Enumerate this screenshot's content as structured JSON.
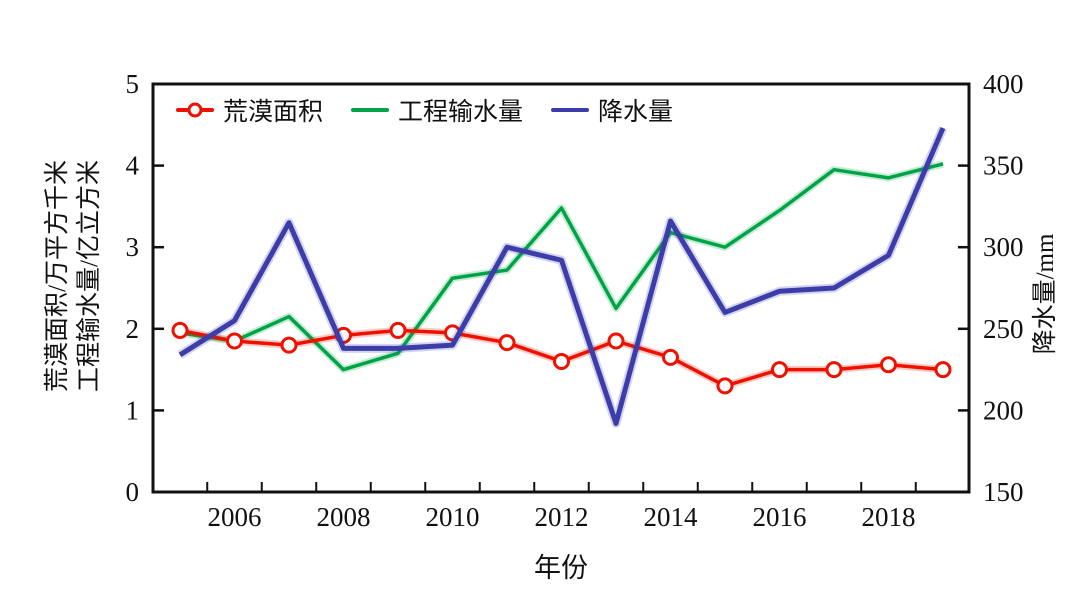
{
  "chart_data": {
    "type": "line",
    "xlabel": "年份",
    "ylabel_left_line1": "荒漠面积/万平方千米",
    "ylabel_left_line2": "工程输水量/亿立方米",
    "ylabel_right": "降水量/mm",
    "x": [
      2005,
      2006,
      2007,
      2008,
      2009,
      2010,
      2011,
      2012,
      2013,
      2014,
      2015,
      2016,
      2017,
      2018,
      2019
    ],
    "x_label_years": [
      2006,
      2008,
      2010,
      2012,
      2014,
      2016,
      2018
    ],
    "left_axis": {
      "min": 0,
      "max": 5,
      "ticks": [
        0,
        1,
        2,
        3,
        4,
        5
      ]
    },
    "right_axis": {
      "min": 150,
      "max": 400,
      "ticks": [
        150,
        200,
        250,
        300,
        350,
        400
      ]
    },
    "grid": false,
    "legend_position": "top-inside",
    "axis_color": "#111111",
    "series": [
      {
        "name": "荒漠面积",
        "axis": "left",
        "color": "#ee1100",
        "marker": "circle",
        "width": 3.5,
        "z": 2,
        "values": [
          1.98,
          1.85,
          1.8,
          1.92,
          1.98,
          1.95,
          1.83,
          1.6,
          1.85,
          1.65,
          1.3,
          1.5,
          1.5,
          1.56,
          1.5
        ]
      },
      {
        "name": "工程输水量",
        "axis": "left",
        "color": "#00a447",
        "marker": "none",
        "width": 3.5,
        "z": 1,
        "values": [
          1.95,
          1.85,
          2.15,
          1.5,
          1.7,
          2.62,
          2.72,
          3.48,
          2.25,
          3.18,
          3.0,
          3.45,
          3.95,
          3.85,
          4.02
        ]
      },
      {
        "name": "降水量",
        "axis": "right",
        "color": "#3d3daa",
        "marker": "none",
        "width": 5,
        "z": 3,
        "values": [
          234,
          255,
          315,
          238,
          238,
          240,
          300,
          292,
          192,
          316,
          260,
          273,
          275,
          295,
          373
        ]
      }
    ]
  }
}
--*--
What to produce ▸ Reproduce the listing exactly. Leave its pictures out.

Response to this exercise ▸
Enumerate this screenshot's content as structured JSON.
{
  "chart_data": {
    "type": "line",
    "xlabel": "年份",
    "ylabel_left_line1": "荒漠面积/万平方千米",
    "ylabel_left_line2": "工程输水量/亿立方米",
    "ylabel_right": "降水量/mm",
    "x": [
      2005,
      2006,
      2007,
      2008,
      2009,
      2010,
      2011,
      2012,
      2013,
      2014,
      2015,
      2016,
      2017,
      2018,
      2019
    ],
    "x_label_years": [
      2006,
      2008,
      2010,
      2012,
      2014,
      2016,
      2018
    ],
    "left_axis": {
      "min": 0,
      "max": 5,
      "ticks": [
        0,
        1,
        2,
        3,
        4,
        5
      ]
    },
    "right_axis": {
      "min": 150,
      "max": 400,
      "ticks": [
        150,
        200,
        250,
        300,
        350,
        400
      ]
    },
    "grid": false,
    "legend_position": "top-inside",
    "axis_color": "#111111",
    "series": [
      {
        "name": "荒漠面积",
        "axis": "left",
        "color": "#ee1100",
        "marker": "circle",
        "width": 3.5,
        "z": 2,
        "values": [
          1.98,
          1.85,
          1.8,
          1.92,
          1.98,
          1.95,
          1.83,
          1.6,
          1.85,
          1.65,
          1.3,
          1.5,
          1.5,
          1.56,
          1.5
        ]
      },
      {
        "name": "工程输水量",
        "axis": "left",
        "color": "#00a447",
        "marker": "none",
        "width": 3.5,
        "z": 1,
        "values": [
          1.95,
          1.85,
          2.15,
          1.5,
          1.7,
          2.62,
          2.72,
          3.48,
          2.25,
          3.18,
          3.0,
          3.45,
          3.95,
          3.85,
          4.02
        ]
      },
      {
        "name": "降水量",
        "axis": "right",
        "color": "#3d3daa",
        "marker": "none",
        "width": 5,
        "z": 3,
        "values": [
          234,
          255,
          315,
          238,
          238,
          240,
          300,
          292,
          192,
          316,
          260,
          273,
          275,
          295,
          373
        ]
      }
    ]
  }
}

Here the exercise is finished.